> [Aim]:
Read the records below. Copy each line where the string "leader" occurs.
# start of Exercise materials
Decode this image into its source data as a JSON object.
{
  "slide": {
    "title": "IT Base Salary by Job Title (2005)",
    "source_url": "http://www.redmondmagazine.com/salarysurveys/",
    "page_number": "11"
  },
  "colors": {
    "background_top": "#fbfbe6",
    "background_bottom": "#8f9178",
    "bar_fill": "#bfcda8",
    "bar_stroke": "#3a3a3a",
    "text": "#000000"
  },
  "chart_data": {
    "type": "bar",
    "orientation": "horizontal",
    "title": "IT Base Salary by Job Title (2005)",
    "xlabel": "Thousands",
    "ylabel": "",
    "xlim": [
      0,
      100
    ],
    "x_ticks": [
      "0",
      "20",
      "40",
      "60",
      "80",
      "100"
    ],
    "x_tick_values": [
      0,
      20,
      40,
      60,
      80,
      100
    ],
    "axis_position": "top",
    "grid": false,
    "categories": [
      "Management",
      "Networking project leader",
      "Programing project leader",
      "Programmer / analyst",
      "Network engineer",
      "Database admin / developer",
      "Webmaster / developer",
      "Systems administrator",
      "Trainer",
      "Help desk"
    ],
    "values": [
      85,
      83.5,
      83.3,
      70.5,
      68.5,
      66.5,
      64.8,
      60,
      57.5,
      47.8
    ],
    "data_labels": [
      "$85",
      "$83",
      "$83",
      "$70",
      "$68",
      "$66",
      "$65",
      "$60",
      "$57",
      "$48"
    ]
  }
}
# end of Exercise materials
> [Task answer]:
      "Networking project leader",
      "Programing project leader",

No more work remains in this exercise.